▶ **EXERCISE DESCRIPTION**
Extract each record and reproduce it exactly.

(Excerpts from a figure dataset)

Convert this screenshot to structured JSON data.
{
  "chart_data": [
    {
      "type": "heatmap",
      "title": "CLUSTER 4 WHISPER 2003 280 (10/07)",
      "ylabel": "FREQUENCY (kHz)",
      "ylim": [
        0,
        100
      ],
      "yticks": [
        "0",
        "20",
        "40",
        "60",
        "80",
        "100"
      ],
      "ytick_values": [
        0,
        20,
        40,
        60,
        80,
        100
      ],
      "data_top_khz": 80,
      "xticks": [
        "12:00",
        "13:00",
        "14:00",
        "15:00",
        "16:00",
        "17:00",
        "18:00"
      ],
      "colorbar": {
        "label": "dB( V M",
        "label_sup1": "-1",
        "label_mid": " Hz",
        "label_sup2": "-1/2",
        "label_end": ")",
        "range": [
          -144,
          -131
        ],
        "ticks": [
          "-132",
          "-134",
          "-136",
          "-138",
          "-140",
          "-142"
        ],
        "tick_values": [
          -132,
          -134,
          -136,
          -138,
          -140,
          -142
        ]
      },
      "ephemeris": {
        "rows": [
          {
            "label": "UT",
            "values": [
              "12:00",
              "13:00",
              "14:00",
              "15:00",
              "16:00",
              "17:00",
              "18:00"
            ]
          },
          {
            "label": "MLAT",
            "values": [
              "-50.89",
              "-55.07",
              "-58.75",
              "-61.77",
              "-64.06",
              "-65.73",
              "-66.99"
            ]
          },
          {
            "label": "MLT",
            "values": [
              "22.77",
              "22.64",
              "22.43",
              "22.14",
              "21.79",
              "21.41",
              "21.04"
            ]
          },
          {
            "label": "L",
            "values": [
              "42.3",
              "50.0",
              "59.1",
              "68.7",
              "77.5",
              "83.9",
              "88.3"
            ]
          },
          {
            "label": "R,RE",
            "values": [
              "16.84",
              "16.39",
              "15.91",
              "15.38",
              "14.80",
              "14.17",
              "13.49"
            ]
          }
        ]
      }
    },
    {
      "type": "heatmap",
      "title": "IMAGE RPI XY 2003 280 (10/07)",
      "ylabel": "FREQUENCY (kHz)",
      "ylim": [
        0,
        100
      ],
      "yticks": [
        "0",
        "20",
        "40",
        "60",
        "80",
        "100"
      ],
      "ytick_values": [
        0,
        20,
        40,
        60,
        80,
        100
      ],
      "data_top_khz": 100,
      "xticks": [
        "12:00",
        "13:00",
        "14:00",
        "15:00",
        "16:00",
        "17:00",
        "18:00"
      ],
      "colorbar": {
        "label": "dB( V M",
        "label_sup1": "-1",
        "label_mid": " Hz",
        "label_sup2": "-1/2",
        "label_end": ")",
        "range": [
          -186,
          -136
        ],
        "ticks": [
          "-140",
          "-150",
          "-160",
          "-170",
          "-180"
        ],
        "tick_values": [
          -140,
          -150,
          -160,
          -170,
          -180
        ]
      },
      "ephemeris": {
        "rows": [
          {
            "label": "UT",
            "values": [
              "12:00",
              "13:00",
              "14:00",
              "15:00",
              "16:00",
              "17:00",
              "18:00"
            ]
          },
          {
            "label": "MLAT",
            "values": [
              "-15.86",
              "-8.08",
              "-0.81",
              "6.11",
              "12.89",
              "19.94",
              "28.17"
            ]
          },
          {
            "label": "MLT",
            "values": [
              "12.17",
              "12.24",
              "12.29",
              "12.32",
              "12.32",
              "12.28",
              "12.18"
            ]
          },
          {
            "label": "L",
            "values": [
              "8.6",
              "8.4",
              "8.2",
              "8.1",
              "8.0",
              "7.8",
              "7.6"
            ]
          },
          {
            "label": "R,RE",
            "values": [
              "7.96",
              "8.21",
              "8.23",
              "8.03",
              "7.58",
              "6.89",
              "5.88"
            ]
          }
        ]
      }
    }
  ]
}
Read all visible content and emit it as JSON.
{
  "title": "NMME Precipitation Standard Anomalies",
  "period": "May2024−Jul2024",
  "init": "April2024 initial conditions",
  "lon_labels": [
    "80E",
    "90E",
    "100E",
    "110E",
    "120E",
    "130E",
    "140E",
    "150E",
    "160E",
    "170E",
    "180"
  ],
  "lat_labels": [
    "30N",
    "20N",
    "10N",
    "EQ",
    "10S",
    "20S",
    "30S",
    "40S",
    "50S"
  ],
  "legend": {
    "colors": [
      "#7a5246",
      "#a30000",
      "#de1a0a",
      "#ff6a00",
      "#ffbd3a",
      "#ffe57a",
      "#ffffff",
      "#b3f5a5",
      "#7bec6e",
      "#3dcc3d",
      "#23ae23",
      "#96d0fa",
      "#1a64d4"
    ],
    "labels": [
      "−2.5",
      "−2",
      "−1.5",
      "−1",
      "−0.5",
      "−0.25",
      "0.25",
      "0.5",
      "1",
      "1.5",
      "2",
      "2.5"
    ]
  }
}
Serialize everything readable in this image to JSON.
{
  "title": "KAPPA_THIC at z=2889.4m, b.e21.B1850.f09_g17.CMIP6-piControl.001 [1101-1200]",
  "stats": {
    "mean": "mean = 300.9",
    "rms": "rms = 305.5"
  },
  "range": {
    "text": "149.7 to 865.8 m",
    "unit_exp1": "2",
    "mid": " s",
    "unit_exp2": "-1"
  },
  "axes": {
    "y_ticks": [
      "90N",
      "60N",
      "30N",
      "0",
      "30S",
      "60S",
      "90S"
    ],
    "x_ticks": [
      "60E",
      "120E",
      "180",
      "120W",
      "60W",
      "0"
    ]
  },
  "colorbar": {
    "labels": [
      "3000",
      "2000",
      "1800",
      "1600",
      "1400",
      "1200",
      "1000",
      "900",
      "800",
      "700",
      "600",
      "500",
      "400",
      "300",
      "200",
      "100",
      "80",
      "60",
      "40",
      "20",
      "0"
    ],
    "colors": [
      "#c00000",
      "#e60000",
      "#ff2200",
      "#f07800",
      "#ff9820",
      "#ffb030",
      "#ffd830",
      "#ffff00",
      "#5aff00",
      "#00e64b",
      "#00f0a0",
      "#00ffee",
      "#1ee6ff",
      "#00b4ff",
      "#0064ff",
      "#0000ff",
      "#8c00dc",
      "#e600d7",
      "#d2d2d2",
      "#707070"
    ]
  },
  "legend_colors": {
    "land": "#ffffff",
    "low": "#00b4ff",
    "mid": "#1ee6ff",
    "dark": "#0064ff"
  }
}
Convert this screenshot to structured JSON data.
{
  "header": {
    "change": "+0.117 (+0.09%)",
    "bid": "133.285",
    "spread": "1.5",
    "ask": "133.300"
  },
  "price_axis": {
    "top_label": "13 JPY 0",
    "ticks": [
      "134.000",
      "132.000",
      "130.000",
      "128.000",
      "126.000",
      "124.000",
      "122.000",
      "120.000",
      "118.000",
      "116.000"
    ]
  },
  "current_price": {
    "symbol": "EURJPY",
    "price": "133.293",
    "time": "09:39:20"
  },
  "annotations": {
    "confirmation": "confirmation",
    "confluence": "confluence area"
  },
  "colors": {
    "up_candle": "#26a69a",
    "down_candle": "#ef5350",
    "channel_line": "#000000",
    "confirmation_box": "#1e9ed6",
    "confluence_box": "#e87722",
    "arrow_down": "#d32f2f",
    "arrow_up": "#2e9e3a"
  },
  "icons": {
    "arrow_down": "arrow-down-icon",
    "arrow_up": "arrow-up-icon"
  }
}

▶ **CORRECT ANSWER**
Convert this screenshot to structured JSON data.
{
  "chart_data": [
    {
      "type": "heatmap",
      "title": "CLUSTER 4 WHISPER 2003 280 (10/07)",
      "ylabel": "FREQUENCY (kHz)",
      "ylim": [
        0,
        100
      ],
      "yticks": [
        "0",
        "20",
        "40",
        "60",
        "80",
        "100"
      ],
      "ytick_values": [
        0,
        20,
        40,
        60,
        80,
        100
      ],
      "data_top_khz": 80,
      "xticks": [
        "12:00",
        "13:00",
        "14:00",
        "15:00",
        "16:00",
        "17:00",
        "18:00"
      ],
      "colorbar": {
        "label": "dB( V M",
        "label_sup1": "-1",
        "label_mid": " Hz",
        "label_sup2": "-1/2",
        "label_end": ")",
        "range": [
          -144,
          -131
        ],
        "ticks": [
          "-132",
          "-134",
          "-136",
          "-138",
          "-140",
          "-142"
        ],
        "tick_values": [
          -132,
          -134,
          -136,
          -138,
          -140,
          -142
        ]
      },
      "ephemeris": {
        "rows": [
          {
            "label": "UT",
            "values": [
              "12:00",
              "13:00",
              "14:00",
              "15:00",
              "16:00",
              "17:00",
              "18:00"
            ]
          },
          {
            "label": "MLAT",
            "values": [
              "-50.89",
              "-55.07",
              "-58.75",
              "-61.77",
              "-64.06",
              "-65.73",
              "-66.99"
            ]
          },
          {
            "label": "MLT",
            "values": [
              "22.77",
              "22.64",
              "22.43",
              "22.14",
              "21.79",
              "21.41",
              "21.04"
            ]
          },
          {
            "label": "L",
            "values": [
              "42.3",
              "50.0",
              "59.1",
              "68.7",
              "77.5",
              "83.9",
              "88.3"
            ]
          },
          {
            "label": "R,RE",
            "values": [
              "16.84",
              "16.39",
              "15.91",
              "15.38",
              "14.80",
              "14.17",
              "13.49"
            ]
          }
        ]
      }
    },
    {
      "type": "heatmap",
      "title": "IMAGE RPI XY 2003 280 (10/07)",
      "ylabel": "FREQUENCY (kHz)",
      "ylim": [
        0,
        100
      ],
      "yticks": [
        "0",
        "20",
        "40",
        "60",
        "80",
        "100"
      ],
      "ytick_values": [
        0,
        20,
        40,
        60,
        80,
        100
      ],
      "data_top_khz": 100,
      "xticks": [
        "12:00",
        "13:00",
        "14:00",
        "15:00",
        "16:00",
        "17:00",
        "18:00"
      ],
      "colorbar": {
        "label": "dB( V M",
        "label_sup1": "-1",
        "label_mid": " Hz",
        "label_sup2": "-1/2",
        "label_end": ")",
        "range": [
          -186,
          -136
        ],
        "ticks": [
          "-140",
          "-150",
          "-160",
          "-170",
          "-180"
        ],
        "tick_values": [
          -140,
          -150,
          -160,
          -170,
          -180
        ]
      },
      "ephemeris": {
        "rows": [
          {
            "label": "UT",
            "values": [
              "12:00",
              "13:00",
              "14:00",
              "15:00",
              "16:00",
              "17:00",
              "18:00"
            ]
          },
          {
            "label": "MLAT",
            "values": [
              "-15.86",
              "-8.08",
              "-0.81",
              "6.11",
              "12.89",
              "19.94",
              "28.17"
            ]
          },
          {
            "label": "MLT",
            "values": [
              "12.17",
              "12.24",
              "12.29",
              "12.32",
              "12.32",
              "12.28",
              "12.18"
            ]
          },
          {
            "label": "L",
            "values": [
              "8.6",
              "8.4",
              "8.2",
              "8.1",
              "8.0",
              "7.8",
              "7.6"
            ]
          },
          {
            "label": "R,RE",
            "values": [
              "7.96",
              "8.21",
              "8.23",
              "8.03",
              "7.58",
              "6.89",
              "5.88"
            ]
          }
        ]
      }
    }
  ]
}
Read all visible content and emit it as JSON.
{
  "title": "NMME Precipitation Standard Anomalies",
  "period": "May2024−Jul2024",
  "init": "April2024 initial conditions",
  "lon_labels": [
    "80E",
    "90E",
    "100E",
    "110E",
    "120E",
    "130E",
    "140E",
    "150E",
    "160E",
    "170E",
    "180"
  ],
  "lat_labels": [
    "30N",
    "20N",
    "10N",
    "EQ",
    "10S",
    "20S",
    "30S",
    "40S",
    "50S"
  ],
  "legend": {
    "colors": [
      "#7a5246",
      "#a30000",
      "#de1a0a",
      "#ff6a00",
      "#ffbd3a",
      "#ffe57a",
      "#ffffff",
      "#b3f5a5",
      "#7bec6e",
      "#3dcc3d",
      "#23ae23",
      "#96d0fa",
      "#1a64d4"
    ],
    "labels": [
      "−2.5",
      "−2",
      "−1.5",
      "−1",
      "−0.5",
      "−0.25",
      "0.25",
      "0.5",
      "1",
      "1.5",
      "2",
      "2.5"
    ]
  }
}
Serialize everything readable in this image to JSON.
{
  "title": "KAPPA_THIC at z=2889.4m, b.e21.B1850.f09_g17.CMIP6-piControl.001 [1101-1200]",
  "stats": {
    "mean": "mean = 300.9",
    "rms": "rms = 305.5"
  },
  "range": {
    "text": "149.7 to 865.8 m",
    "unit_exp1": "2",
    "mid": " s",
    "unit_exp2": "-1"
  },
  "axes": {
    "y_ticks": [
      "90N",
      "60N",
      "30N",
      "0",
      "30S",
      "60S",
      "90S"
    ],
    "x_ticks": [
      "60E",
      "120E",
      "180",
      "120W",
      "60W",
      "0"
    ]
  },
  "colorbar": {
    "labels": [
      "3000",
      "2000",
      "1800",
      "1600",
      "1400",
      "1200",
      "1000",
      "900",
      "800",
      "700",
      "600",
      "500",
      "400",
      "300",
      "200",
      "100",
      "80",
      "60",
      "40",
      "20",
      "0"
    ],
    "colors": [
      "#c00000",
      "#e60000",
      "#ff2200",
      "#f07800",
      "#ff9820",
      "#ffb030",
      "#ffd830",
      "#ffff00",
      "#5aff00",
      "#00e64b",
      "#00f0a0",
      "#00ffee",
      "#1ee6ff",
      "#00b4ff",
      "#0064ff",
      "#0000ff",
      "#8c00dc",
      "#e600d7",
      "#d2d2d2",
      "#707070"
    ]
  },
  "legend_colors": {
    "land": "#ffffff",
    "low": "#00b4ff",
    "mid": "#1ee6ff",
    "dark": "#0064ff"
  }
}
Convert this screenshot to structured JSON data.
{
  "header": {
    "change": "+0.117 (+0.09%)",
    "bid": "133.285",
    "spread": "1.5",
    "ask": "133.300"
  },
  "price_axis": {
    "top_label": "13 JPY 0",
    "ticks": [
      "134.000",
      "132.000",
      "130.000",
      "128.000",
      "126.000",
      "124.000",
      "122.000",
      "120.000",
      "118.000",
      "116.000"
    ]
  },
  "current_price": {
    "symbol": "EURJPY",
    "price": "133.293",
    "time": "09:39:20"
  },
  "annotations": {
    "confirmation": "confirmation",
    "confluence": "confluence area"
  },
  "colors": {
    "up_candle": "#26a69a",
    "down_candle": "#ef5350",
    "channel_line": "#000000",
    "confirmation_box": "#1e9ed6",
    "confluence_box": "#e87722",
    "arrow_down": "#d32f2f",
    "arrow_up": "#2e9e3a"
  },
  "icons": {
    "arrow_down": "arrow-down-icon",
    "arrow_up": "arrow-up-icon"
  }
}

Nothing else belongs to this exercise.